Task description: Write out every record below exactly as it appears.

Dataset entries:
= = = = = = =

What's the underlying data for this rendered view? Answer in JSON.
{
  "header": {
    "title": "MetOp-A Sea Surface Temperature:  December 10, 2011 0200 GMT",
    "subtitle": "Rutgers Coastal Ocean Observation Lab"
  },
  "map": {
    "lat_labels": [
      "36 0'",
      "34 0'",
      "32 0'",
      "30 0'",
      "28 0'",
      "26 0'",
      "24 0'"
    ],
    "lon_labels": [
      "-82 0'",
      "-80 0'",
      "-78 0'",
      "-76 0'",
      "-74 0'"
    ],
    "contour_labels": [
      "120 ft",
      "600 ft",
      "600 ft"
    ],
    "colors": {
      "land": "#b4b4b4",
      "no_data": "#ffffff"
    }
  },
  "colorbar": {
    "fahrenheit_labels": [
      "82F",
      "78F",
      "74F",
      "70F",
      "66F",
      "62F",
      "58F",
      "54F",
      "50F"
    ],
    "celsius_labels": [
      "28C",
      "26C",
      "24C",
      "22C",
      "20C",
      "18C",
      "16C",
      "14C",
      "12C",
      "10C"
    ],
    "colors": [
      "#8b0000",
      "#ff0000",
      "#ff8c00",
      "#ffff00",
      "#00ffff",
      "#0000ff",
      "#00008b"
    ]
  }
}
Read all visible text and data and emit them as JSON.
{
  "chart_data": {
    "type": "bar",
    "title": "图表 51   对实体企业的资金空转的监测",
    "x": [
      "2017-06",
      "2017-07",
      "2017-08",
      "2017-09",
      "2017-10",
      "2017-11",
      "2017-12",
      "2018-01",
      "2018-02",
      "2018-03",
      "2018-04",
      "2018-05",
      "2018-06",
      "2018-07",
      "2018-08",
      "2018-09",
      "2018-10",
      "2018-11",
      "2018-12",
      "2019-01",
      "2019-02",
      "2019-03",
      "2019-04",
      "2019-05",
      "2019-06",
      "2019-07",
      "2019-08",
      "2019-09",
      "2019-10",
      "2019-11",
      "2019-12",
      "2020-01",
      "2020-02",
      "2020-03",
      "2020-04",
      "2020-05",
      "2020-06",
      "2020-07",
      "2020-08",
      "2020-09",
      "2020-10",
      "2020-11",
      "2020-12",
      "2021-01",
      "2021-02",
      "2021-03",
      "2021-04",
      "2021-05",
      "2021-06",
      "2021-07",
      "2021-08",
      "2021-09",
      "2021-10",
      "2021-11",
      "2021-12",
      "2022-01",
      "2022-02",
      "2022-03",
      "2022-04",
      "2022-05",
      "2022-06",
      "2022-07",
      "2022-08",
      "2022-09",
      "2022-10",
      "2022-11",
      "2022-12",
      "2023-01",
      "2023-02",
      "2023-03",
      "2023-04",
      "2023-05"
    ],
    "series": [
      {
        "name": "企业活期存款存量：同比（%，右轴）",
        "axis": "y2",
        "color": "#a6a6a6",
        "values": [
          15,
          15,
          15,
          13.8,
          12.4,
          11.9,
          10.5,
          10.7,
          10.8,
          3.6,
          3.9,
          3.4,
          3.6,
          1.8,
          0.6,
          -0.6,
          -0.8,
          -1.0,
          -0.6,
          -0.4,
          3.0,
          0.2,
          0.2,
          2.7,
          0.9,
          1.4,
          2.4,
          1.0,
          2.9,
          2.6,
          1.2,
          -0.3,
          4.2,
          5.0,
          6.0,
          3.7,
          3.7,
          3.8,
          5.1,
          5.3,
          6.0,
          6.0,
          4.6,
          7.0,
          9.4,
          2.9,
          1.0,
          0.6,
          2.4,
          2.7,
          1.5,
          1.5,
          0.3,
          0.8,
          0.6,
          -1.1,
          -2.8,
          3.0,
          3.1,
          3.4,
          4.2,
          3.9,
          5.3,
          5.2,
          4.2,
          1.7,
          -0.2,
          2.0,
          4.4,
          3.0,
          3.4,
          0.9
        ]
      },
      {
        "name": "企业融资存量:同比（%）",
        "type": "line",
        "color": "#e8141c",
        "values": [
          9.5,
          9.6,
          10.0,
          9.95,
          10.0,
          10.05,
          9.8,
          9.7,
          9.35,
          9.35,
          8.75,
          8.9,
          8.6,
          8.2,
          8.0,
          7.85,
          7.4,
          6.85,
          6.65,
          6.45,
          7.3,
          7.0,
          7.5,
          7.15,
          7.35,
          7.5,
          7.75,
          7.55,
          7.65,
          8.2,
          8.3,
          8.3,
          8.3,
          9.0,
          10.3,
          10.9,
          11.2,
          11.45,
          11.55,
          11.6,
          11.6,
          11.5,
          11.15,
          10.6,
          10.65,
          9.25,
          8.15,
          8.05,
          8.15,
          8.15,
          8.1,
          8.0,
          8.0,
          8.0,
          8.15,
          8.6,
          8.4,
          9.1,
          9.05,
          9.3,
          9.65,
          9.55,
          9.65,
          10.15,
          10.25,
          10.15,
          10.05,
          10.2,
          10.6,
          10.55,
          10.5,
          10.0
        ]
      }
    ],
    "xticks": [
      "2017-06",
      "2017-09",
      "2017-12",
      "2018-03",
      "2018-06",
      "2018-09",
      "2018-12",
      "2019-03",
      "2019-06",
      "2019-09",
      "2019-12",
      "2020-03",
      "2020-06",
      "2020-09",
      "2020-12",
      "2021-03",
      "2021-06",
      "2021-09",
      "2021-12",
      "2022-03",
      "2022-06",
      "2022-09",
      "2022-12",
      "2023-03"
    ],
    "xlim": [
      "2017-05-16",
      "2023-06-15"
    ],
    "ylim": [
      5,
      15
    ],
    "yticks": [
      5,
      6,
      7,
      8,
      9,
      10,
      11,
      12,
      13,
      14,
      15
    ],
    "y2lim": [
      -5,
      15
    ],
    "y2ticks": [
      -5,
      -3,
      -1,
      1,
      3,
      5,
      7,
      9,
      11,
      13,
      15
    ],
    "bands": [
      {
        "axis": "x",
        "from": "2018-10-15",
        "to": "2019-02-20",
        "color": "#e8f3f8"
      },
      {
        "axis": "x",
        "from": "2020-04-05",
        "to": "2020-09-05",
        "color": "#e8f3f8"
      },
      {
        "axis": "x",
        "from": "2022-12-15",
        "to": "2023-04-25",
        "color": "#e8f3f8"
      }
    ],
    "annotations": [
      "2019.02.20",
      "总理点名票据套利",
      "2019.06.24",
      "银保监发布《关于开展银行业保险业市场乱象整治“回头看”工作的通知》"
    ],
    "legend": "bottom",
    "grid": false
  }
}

= = = = = = =

Solution for this task:
What's the underlying data for this rendered view? Answer in JSON.
{
  "header": {
    "title": "MetOp-A Sea Surface Temperature:  December 10, 2011 0200 GMT",
    "subtitle": "Rutgers Coastal Ocean Observation Lab"
  },
  "map": {
    "lat_labels": [
      "36 0'",
      "34 0'",
      "32 0'",
      "30 0'",
      "28 0'",
      "26 0'",
      "24 0'"
    ],
    "lon_labels": [
      "-82 0'",
      "-80 0'",
      "-78 0'",
      "-76 0'",
      "-74 0'"
    ],
    "contour_labels": [
      "120 ft",
      "600 ft",
      "600 ft"
    ],
    "colors": {
      "land": "#b4b4b4",
      "no_data": "#ffffff"
    }
  },
  "colorbar": {
    "fahrenheit_labels": [
      "82F",
      "78F",
      "74F",
      "70F",
      "66F",
      "62F",
      "58F",
      "54F",
      "50F"
    ],
    "celsius_labels": [
      "28C",
      "26C",
      "24C",
      "22C",
      "20C",
      "18C",
      "16C",
      "14C",
      "12C",
      "10C"
    ],
    "colors": [
      "#8b0000",
      "#ff0000",
      "#ff8c00",
      "#ffff00",
      "#00ffff",
      "#0000ff",
      "#00008b"
    ]
  }
}
Read all visible text and data and emit them as JSON.
{
  "chart_data": {
    "type": "bar",
    "title": "图表 51   对实体企业的资金空转的监测",
    "x": [
      "2017-06",
      "2017-07",
      "2017-08",
      "2017-09",
      "2017-10",
      "2017-11",
      "2017-12",
      "2018-01",
      "2018-02",
      "2018-03",
      "2018-04",
      "2018-05",
      "2018-06",
      "2018-07",
      "2018-08",
      "2018-09",
      "2018-10",
      "2018-11",
      "2018-12",
      "2019-01",
      "2019-02",
      "2019-03",
      "2019-04",
      "2019-05",
      "2019-06",
      "2019-07",
      "2019-08",
      "2019-09",
      "2019-10",
      "2019-11",
      "2019-12",
      "2020-01",
      "2020-02",
      "2020-03",
      "2020-04",
      "2020-05",
      "2020-06",
      "2020-07",
      "2020-08",
      "2020-09",
      "2020-10",
      "2020-11",
      "2020-12",
      "2021-01",
      "2021-02",
      "2021-03",
      "2021-04",
      "2021-05",
      "2021-06",
      "2021-07",
      "2021-08",
      "2021-09",
      "2021-10",
      "2021-11",
      "2021-12",
      "2022-01",
      "2022-02",
      "2022-03",
      "2022-04",
      "2022-05",
      "2022-06",
      "2022-07",
      "2022-08",
      "2022-09",
      "2022-10",
      "2022-11",
      "2022-12",
      "2023-01",
      "2023-02",
      "2023-03",
      "2023-04",
      "2023-05"
    ],
    "series": [
      {
        "name": "企业活期存款存量：同比（%，右轴）",
        "axis": "y2",
        "color": "#a6a6a6",
        "values": [
          15,
          15,
          15,
          13.8,
          12.4,
          11.9,
          10.5,
          10.7,
          10.8,
          3.6,
          3.9,
          3.4,
          3.6,
          1.8,
          0.6,
          -0.6,
          -0.8,
          -1.0,
          -0.6,
          -0.4,
          3.0,
          0.2,
          0.2,
          2.7,
          0.9,
          1.4,
          2.4,
          1.0,
          2.9,
          2.6,
          1.2,
          -0.3,
          4.2,
          5.0,
          6.0,
          3.7,
          3.7,
          3.8,
          5.1,
          5.3,
          6.0,
          6.0,
          4.6,
          7.0,
          9.4,
          2.9,
          1.0,
          0.6,
          2.4,
          2.7,
          1.5,
          1.5,
          0.3,
          0.8,
          0.6,
          -1.1,
          -2.8,
          3.0,
          3.1,
          3.4,
          4.2,
          3.9,
          5.3,
          5.2,
          4.2,
          1.7,
          -0.2,
          2.0,
          4.4,
          3.0,
          3.4,
          0.9
        ]
      },
      {
        "name": "企业融资存量:同比（%）",
        "type": "line",
        "color": "#e8141c",
        "values": [
          9.5,
          9.6,
          10.0,
          9.95,
          10.0,
          10.05,
          9.8,
          9.7,
          9.35,
          9.35,
          8.75,
          8.9,
          8.6,
          8.2,
          8.0,
          7.85,
          7.4,
          6.85,
          6.65,
          6.45,
          7.3,
          7.0,
          7.5,
          7.15,
          7.35,
          7.5,
          7.75,
          7.55,
          7.65,
          8.2,
          8.3,
          8.3,
          8.3,
          9.0,
          10.3,
          10.9,
          11.2,
          11.45,
          11.55,
          11.6,
          11.6,
          11.5,
          11.15,
          10.6,
          10.65,
          9.25,
          8.15,
          8.05,
          8.15,
          8.15,
          8.1,
          8.0,
          8.0,
          8.0,
          8.15,
          8.6,
          8.4,
          9.1,
          9.05,
          9.3,
          9.65,
          9.55,
          9.65,
          10.15,
          10.25,
          10.15,
          10.05,
          10.2,
          10.6,
          10.55,
          10.5,
          10.0
        ]
      }
    ],
    "xticks": [
      "2017-06",
      "2017-09",
      "2017-12",
      "2018-03",
      "2018-06",
      "2018-09",
      "2018-12",
      "2019-03",
      "2019-06",
      "2019-09",
      "2019-12",
      "2020-03",
      "2020-06",
      "2020-09",
      "2020-12",
      "2021-03",
      "2021-06",
      "2021-09",
      "2021-12",
      "2022-03",
      "2022-06",
      "2022-09",
      "2022-12",
      "2023-03"
    ],
    "xlim": [
      "2017-05-16",
      "2023-06-15"
    ],
    "ylim": [
      5,
      15
    ],
    "yticks": [
      5,
      6,
      7,
      8,
      9,
      10,
      11,
      12,
      13,
      14,
      15
    ],
    "y2lim": [
      -5,
      15
    ],
    "y2ticks": [
      -5,
      -3,
      -1,
      1,
      3,
      5,
      7,
      9,
      11,
      13,
      15
    ],
    "bands": [
      {
        "axis": "x",
        "from": "2018-10-15",
        "to": "2019-02-20",
        "color": "#e8f3f8"
      },
      {
        "axis": "x",
        "from": "2020-04-05",
        "to": "2020-09-05",
        "color": "#e8f3f8"
      },
      {
        "axis": "x",
        "from": "2022-12-15",
        "to": "2023-04-25",
        "color": "#e8f3f8"
      }
    ],
    "annotations": [
      "2019.02.20",
      "总理点名票据套利",
      "2019.06.24",
      "银保监发布《关于开展银行业保险业市场乱象整治“回头看”工作的通知》"
    ],
    "legend": "bottom",
    "grid": false
  }
}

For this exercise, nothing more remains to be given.